>>>

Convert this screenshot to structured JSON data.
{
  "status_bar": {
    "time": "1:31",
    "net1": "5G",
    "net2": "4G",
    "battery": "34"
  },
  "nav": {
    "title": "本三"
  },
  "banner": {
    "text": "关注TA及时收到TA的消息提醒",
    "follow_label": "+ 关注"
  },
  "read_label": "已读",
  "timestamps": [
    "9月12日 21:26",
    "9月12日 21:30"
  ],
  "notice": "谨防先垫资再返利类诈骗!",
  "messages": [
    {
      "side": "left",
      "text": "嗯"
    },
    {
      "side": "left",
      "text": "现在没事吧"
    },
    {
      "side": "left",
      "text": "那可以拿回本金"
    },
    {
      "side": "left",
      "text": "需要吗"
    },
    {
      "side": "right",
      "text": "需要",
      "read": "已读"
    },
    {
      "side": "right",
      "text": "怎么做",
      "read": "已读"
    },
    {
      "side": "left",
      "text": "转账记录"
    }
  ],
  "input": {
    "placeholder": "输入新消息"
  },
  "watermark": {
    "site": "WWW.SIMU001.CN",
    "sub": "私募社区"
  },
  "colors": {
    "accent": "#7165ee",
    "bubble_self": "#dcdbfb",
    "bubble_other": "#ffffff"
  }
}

<<<

● **Work to do**
Restate the data above word for word, please.

● **Solution**
Convert this screenshot to structured JSON data.
{
  "status_bar": {
    "time": "1:31",
    "net1": "5G",
    "net2": "4G",
    "battery": "34"
  },
  "nav": {
    "title": "本三"
  },
  "banner": {
    "text": "关注TA及时收到TA的消息提醒",
    "follow_label": "+ 关注"
  },
  "read_label": "已读",
  "timestamps": [
    "9月12日 21:26",
    "9月12日 21:30"
  ],
  "notice": "谨防先垫资再返利类诈骗!",
  "messages": [
    {
      "side": "left",
      "text": "嗯"
    },
    {
      "side": "left",
      "text": "现在没事吧"
    },
    {
      "side": "left",
      "text": "那可以拿回本金"
    },
    {
      "side": "left",
      "text": "需要吗"
    },
    {
      "side": "right",
      "text": "需要",
      "read": "已读"
    },
    {
      "side": "right",
      "text": "怎么做",
      "read": "已读"
    },
    {
      "side": "left",
      "text": "转账记录"
    }
  ],
  "input": {
    "placeholder": "输入新消息"
  },
  "watermark": {
    "site": "WWW.SIMU001.CN",
    "sub": "私募社区"
  },
  "colors": {
    "accent": "#7165ee",
    "bubble_self": "#dcdbfb",
    "bubble_other": "#ffffff"
  }
}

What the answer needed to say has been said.